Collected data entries
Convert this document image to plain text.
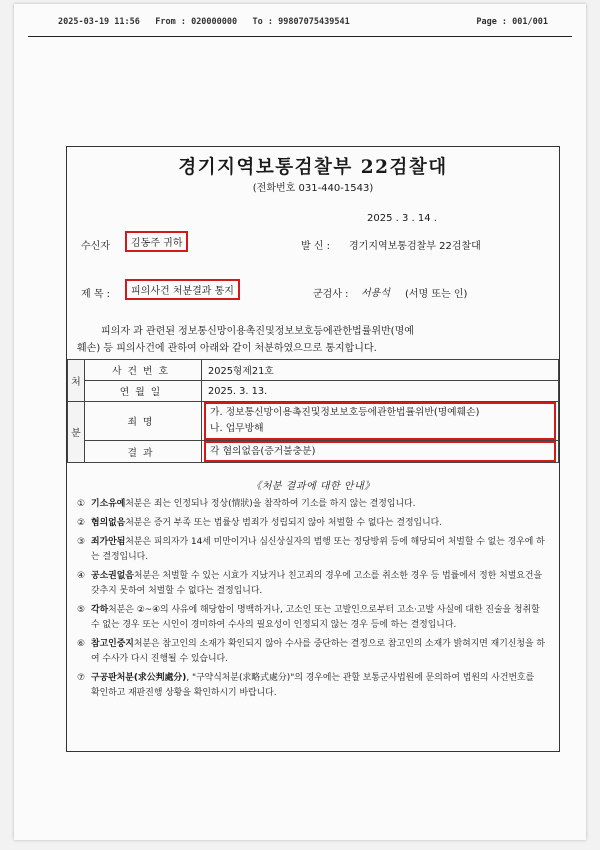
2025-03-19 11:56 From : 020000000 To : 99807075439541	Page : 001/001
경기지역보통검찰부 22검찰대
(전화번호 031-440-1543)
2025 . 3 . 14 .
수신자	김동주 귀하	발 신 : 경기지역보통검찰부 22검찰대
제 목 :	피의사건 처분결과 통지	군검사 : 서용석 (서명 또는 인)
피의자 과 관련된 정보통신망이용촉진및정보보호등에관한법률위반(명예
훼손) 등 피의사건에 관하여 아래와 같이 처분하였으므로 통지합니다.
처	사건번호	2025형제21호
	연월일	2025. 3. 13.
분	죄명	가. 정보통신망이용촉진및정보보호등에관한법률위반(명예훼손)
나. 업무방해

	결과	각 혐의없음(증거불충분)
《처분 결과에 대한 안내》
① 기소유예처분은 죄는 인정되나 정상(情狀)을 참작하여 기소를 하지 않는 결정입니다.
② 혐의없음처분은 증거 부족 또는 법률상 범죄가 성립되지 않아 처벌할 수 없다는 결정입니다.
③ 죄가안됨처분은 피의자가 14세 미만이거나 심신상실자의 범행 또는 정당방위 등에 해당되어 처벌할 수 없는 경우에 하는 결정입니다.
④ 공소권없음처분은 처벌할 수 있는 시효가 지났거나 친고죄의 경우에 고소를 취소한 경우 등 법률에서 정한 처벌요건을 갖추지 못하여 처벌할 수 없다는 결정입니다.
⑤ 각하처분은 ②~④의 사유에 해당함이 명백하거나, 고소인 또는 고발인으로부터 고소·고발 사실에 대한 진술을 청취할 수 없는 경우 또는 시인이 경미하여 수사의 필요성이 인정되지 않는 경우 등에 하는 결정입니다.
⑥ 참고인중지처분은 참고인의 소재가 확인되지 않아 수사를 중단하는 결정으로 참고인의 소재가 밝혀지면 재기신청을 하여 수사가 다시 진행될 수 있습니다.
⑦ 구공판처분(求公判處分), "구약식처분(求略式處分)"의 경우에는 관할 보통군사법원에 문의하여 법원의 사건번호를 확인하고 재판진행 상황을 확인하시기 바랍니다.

==

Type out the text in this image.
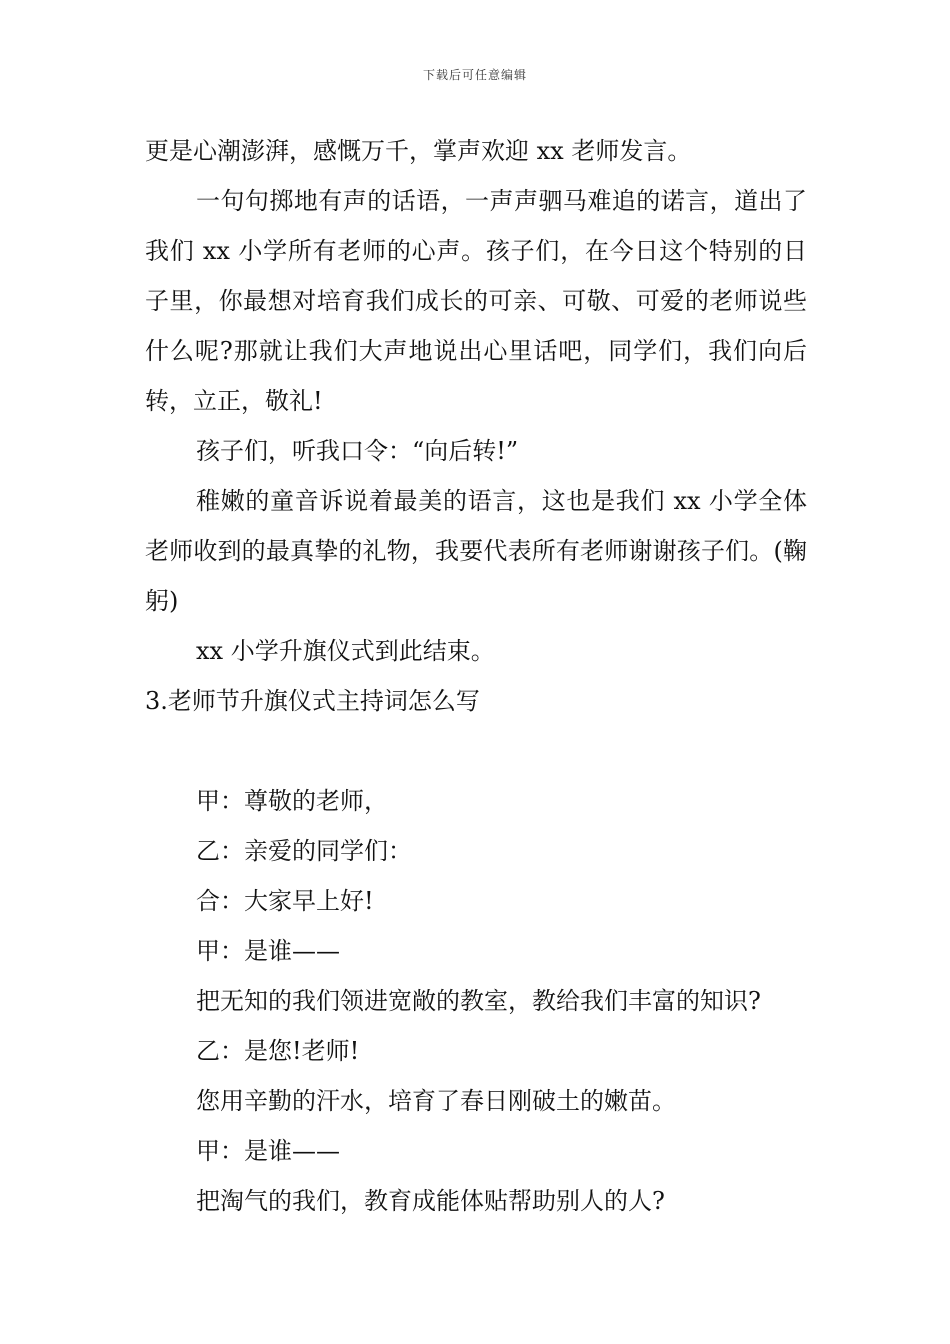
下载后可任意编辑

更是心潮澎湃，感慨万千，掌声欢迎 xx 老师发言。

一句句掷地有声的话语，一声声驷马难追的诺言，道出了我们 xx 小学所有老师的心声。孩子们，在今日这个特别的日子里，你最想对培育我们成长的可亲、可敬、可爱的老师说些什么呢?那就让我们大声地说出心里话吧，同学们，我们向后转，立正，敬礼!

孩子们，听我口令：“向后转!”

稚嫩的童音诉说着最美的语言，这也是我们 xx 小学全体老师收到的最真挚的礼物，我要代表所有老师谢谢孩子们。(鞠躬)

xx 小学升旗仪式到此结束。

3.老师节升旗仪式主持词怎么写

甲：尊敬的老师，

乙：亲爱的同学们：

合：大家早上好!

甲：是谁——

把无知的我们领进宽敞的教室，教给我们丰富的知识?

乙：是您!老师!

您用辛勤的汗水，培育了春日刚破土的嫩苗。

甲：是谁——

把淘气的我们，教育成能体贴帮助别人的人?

---

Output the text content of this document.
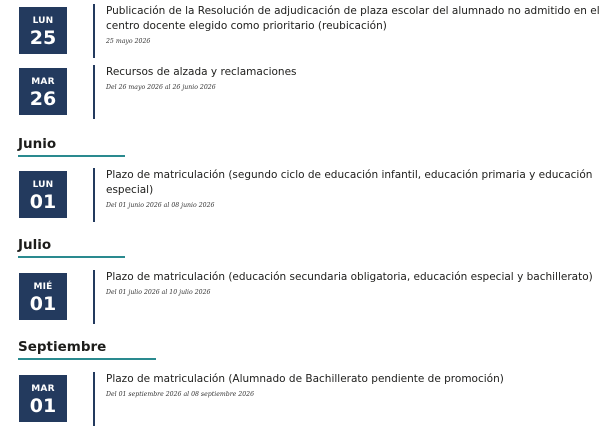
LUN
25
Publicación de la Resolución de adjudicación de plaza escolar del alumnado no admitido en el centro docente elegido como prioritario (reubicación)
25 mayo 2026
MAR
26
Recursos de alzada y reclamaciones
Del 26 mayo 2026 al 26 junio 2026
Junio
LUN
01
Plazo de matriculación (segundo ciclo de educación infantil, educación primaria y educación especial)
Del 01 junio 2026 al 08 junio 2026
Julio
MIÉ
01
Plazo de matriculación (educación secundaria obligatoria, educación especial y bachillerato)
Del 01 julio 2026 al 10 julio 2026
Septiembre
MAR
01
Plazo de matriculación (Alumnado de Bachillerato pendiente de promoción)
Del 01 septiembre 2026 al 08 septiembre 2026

## Task goal:
Give only the number of lines in the entries that contain "Plazo".

## Exercise response:
3